──────── Given passage ────────

Sunday, November 14, 2010
If you are an Indian, Pakistani or Arabic bride that is about to get married soon, then you would be naturally be expecting to have mehndi designs on your hands and legs as your wedding day approaches.
Henna tattoos are in reality not only popular in the communities as mentioned above, but has also emerged as highly desirable designs to have on bodies of brides in other parts of the world as well. Wedding mehndi is thus one of the most highly-utilized body arts in the world today, and when you consider the beauty and the elegance that emanate from these mehndi designs, little wonder why they are so popular.
Having mehndi on your hand is without doubt appealing and attractive, but how does one make sure that the mehndi that you have on your hands and legs is safe and hazard-free. Black henna is probably the most popular type of henna out there, but how does one ensure that the black henna that you usually purchase from stores out there is safe? The safest way to tackle this problem is to make the henna yourself, but not many people out there know how to, and it would prove to be a time-consuming effort as well. Thus they end up purchasing ready-made henna, some that may not be actually made from the henna plant or leaves. Some of them are actually created with PPD, also known as para-phenylenediamine.

──────── Supplied data ────────

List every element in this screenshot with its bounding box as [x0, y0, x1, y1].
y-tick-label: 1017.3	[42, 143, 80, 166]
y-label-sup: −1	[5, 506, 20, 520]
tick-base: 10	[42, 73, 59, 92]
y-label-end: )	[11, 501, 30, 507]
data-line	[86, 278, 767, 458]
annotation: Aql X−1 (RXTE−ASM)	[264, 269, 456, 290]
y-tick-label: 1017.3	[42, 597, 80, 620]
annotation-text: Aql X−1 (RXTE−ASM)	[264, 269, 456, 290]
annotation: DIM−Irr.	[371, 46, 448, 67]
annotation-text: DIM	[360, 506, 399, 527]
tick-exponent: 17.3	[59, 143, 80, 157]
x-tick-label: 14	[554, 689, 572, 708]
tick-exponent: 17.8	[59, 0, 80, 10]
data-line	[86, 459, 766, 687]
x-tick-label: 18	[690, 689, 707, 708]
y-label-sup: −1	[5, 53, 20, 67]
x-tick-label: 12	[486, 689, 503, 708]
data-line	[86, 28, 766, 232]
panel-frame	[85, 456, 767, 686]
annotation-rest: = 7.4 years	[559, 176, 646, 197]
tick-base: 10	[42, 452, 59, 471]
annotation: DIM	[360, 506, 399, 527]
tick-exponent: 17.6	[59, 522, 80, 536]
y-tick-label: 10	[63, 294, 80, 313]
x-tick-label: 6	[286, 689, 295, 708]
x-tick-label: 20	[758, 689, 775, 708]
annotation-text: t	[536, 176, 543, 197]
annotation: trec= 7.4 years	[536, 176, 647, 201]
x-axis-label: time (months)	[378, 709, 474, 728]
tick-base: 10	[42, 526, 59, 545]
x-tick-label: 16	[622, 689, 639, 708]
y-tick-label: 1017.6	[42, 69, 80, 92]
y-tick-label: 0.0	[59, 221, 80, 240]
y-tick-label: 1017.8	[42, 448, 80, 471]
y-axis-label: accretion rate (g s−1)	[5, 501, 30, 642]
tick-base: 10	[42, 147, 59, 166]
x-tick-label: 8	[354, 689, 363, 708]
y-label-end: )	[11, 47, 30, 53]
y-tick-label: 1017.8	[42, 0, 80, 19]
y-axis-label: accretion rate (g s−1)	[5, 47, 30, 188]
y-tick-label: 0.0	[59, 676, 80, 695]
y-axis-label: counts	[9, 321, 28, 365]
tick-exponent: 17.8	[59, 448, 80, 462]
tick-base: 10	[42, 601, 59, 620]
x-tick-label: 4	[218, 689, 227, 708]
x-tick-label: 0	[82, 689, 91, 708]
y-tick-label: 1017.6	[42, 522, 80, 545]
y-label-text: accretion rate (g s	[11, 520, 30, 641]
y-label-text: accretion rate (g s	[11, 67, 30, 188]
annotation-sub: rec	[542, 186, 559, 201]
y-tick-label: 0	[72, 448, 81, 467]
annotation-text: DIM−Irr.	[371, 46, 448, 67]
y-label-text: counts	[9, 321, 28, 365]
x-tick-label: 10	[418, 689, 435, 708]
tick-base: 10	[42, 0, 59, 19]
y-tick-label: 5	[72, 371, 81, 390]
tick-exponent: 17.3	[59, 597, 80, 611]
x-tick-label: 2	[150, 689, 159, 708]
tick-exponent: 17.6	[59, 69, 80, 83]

────────

Work required
Continue the text on safe henna for bridal mehndi from where it stops.

Expected answer
This substance is in reality black hair dye, and some individuals (and even companies) use PPD to create black henna. Unfortunately PPD can cause allergic reactions on one's skin, with side-effects such as itchiness, rashes, blistering and even permanent scarring reported in some cases. Using pure henna leaves to create henna would not create this complication, nevertheless when you add PPD, these allergic reactions could be expected if you have sensitive skin.
For those visiting tourist areas, you should be beware of those selling black henna with PPD incorporated within it. Usually the reaction to the skin happens after three days only, by then you would have left the area that you were visiting, and no one else would be accountable to your allergic reaction but you. Most western countries prohibit PPD usage on the skin, and even in hair dyes the composition should be less than 6%. Thus when you are finding for black henna, ensure that you obtain fully-natural black henna, or one that does not contain PPD. Safety first!